The exercise: The records should be written out in full, with nothing altered.

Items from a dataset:
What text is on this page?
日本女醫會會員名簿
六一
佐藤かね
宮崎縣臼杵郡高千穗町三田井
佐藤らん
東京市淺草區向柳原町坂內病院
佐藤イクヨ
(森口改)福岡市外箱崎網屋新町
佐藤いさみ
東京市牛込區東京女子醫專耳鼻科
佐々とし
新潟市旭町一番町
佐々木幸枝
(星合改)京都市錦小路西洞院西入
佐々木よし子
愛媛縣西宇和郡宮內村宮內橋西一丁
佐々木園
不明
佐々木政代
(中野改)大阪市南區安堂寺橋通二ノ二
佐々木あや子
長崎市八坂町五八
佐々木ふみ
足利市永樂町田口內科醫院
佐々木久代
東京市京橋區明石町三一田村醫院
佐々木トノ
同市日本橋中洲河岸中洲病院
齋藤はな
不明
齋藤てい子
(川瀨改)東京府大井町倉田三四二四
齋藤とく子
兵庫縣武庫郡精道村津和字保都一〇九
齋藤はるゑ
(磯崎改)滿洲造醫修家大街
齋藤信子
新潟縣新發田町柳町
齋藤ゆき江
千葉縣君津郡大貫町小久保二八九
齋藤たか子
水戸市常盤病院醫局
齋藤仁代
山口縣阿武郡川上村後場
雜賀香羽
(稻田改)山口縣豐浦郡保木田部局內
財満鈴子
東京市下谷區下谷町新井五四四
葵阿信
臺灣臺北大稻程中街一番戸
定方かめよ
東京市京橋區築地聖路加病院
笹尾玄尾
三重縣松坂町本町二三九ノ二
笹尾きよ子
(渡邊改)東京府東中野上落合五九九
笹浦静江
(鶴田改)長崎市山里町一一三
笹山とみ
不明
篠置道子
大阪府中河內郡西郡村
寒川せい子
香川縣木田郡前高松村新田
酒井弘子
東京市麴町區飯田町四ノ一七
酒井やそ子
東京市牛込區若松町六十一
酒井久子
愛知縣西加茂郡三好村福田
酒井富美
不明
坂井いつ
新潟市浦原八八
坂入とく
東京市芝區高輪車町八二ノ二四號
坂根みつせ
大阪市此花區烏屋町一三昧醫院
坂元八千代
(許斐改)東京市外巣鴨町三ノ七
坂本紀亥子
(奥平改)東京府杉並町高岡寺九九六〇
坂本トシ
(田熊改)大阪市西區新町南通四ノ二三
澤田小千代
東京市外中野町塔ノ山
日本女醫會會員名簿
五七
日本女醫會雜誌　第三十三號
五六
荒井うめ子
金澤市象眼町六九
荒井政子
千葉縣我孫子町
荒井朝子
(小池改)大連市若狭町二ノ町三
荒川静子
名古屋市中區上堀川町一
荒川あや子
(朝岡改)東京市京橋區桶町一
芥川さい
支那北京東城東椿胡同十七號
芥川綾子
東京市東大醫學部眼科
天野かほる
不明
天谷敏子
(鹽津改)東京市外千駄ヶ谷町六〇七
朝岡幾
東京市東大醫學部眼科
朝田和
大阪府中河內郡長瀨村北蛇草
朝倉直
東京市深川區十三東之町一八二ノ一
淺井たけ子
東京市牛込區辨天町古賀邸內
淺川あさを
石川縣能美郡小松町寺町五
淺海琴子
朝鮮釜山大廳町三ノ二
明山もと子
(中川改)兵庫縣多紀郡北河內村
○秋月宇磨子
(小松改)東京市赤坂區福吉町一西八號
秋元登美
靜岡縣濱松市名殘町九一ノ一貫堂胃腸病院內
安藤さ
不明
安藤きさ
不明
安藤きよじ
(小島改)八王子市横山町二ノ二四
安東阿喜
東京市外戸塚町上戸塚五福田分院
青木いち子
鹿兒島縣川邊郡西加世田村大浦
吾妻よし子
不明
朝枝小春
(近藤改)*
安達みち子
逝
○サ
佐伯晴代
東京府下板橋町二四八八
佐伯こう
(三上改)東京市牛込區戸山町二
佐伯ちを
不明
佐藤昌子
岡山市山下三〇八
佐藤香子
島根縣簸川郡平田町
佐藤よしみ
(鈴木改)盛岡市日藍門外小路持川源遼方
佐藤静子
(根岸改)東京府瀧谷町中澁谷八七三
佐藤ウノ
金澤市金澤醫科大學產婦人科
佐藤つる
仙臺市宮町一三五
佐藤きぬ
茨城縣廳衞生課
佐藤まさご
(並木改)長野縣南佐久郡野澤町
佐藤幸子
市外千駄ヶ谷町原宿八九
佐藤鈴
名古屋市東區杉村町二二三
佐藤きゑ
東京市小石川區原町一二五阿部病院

Worked answer:
What text is on this page?
日本女醫會會員名簿
六一
佐藤かね
宮崎縣臼杵郡高千穗町三田井
佐藤らん
東京市淺草區向柳原町坂內病院
佐藤イクヨ
(森口改)福岡市外箱崎網屋新町
佐藤いさみ
東京市牛込區東京女子醫專耳鼻科
佐々とし
新潟市旭町一番町
佐々木幸枝
(星合改)京都市錦小路西洞院西入
佐々木よし子
愛媛縣西宇和郡宮內村宮內橋西一丁
佐々木園
不明
佐々木政代
(中野改)大阪市南區安堂寺橋通二ノ二
佐々木あや子
長崎市八坂町五八
佐々木ふみ
足利市永樂町田口內科醫院
佐々木久代
東京市京橋區明石町三一田村醫院
佐々木トノ
同市日本橋中洲河岸中洲病院
齋藤はな
不明
齋藤てい子
(川瀨改)東京府大井町倉田三四二四
齋藤とく子
兵庫縣武庫郡精道村津和字保都一〇九
齋藤はるゑ
(磯崎改)滿洲造醫修家大街
齋藤信子
新潟縣新發田町柳町
齋藤ゆき江
千葉縣君津郡大貫町小久保二八九
齋藤たか子
水戸市常盤病院醫局
齋藤仁代
山口縣阿武郡川上村後場
雜賀香羽
(稻田改)山口縣豐浦郡保木田部局內
財満鈴子
東京市下谷區下谷町新井五四四
葵阿信
臺灣臺北大稻程中街一番戸
定方かめよ
東京市京橋區築地聖路加病院
笹尾玄尾
三重縣松坂町本町二三九ノ二
笹尾きよ子
(渡邊改)東京府東中野上落合五九九
笹浦静江
(鶴田改)長崎市山里町一一三
笹山とみ
不明
篠置道子
大阪府中河內郡西郡村
寒川せい子
香川縣木田郡前高松村新田
酒井弘子
東京市麴町區飯田町四ノ一七
酒井やそ子
東京市牛込區若松町六十一
酒井久子
愛知縣西加茂郡三好村福田
酒井富美
不明
坂井いつ
新潟市浦原八八
坂入とく
東京市芝區高輪車町八二ノ二四號
坂根みつせ
大阪市此花區烏屋町一三昧醫院
坂元八千代
(許斐改)東京市外巣鴨町三ノ七
坂本紀亥子
(奥平改)東京府杉並町高岡寺九九六〇
坂本トシ
(田熊改)大阪市西區新町南通四ノ二三
澤田小千代
東京市外中野町塔ノ山
日本女醫會會員名簿
五七
日本女醫會雜誌　第三十三號
五六
荒井うめ子
金澤市象眼町六九
荒井政子
千葉縣我孫子町
荒井朝子
(小池改)大連市若狭町二ノ町三
荒川静子
名古屋市中區上堀川町一
荒川あや子
(朝岡改)東京市京橋區桶町一
芥川さい
支那北京東城東椿胡同十七號
芥川綾子
東京市東大醫學部眼科
天野かほる
不明
天谷敏子
(鹽津改)東京市外千駄ヶ谷町六〇七
朝岡幾
東京市東大醫學部眼科
朝田和
大阪府中河內郡長瀨村北蛇草
朝倉直
東京市深川區十三東之町一八二ノ一
淺井たけ子
東京市牛込區辨天町古賀邸內
淺川あさを
石川縣能美郡小松町寺町五
淺海琴子
朝鮮釜山大廳町三ノ二
明山もと子
(中川改)兵庫縣多紀郡北河內村
○秋月宇磨子
(小松改)東京市赤坂區福吉町一西八號
秋元登美
靜岡縣濱松市名殘町九一ノ一貫堂胃腸病院內
安藤さ
不明
安藤きさ
不明
安藤きよじ
(小島改)八王子市横山町二ノ二四
安東阿喜
東京市外戸塚町上戸塚五福田分院
青木いち子
鹿兒島縣川邊郡西加世田村大浦
吾妻よし子
不明
朝枝小春
(近藤改)*
安達みち子
逝
○サ
佐伯晴代
東京府下板橋町二四八八
佐伯こう
(三上改)東京市牛込區戸山町二
佐伯ちを
不明
佐藤昌子
岡山市山下三〇八
佐藤香子
島根縣簸川郡平田町
佐藤よしみ
(鈴木改)盛岡市日藍門外小路持川源遼方
佐藤静子
(根岸改)東京府瀧谷町中澁谷八七三
佐藤ウノ
金澤市金澤醫科大學產婦人科
佐藤つる
仙臺市宮町一三五
佐藤きぬ
茨城縣廳衞生課
佐藤まさご
(並木改)長野縣南佐久郡野澤町
佐藤幸子
市外千駄ヶ谷町原宿八九
佐藤鈴
名古屋市東區杉村町二二三
佐藤きゑ
東京市小石川區原町一二五阿部病院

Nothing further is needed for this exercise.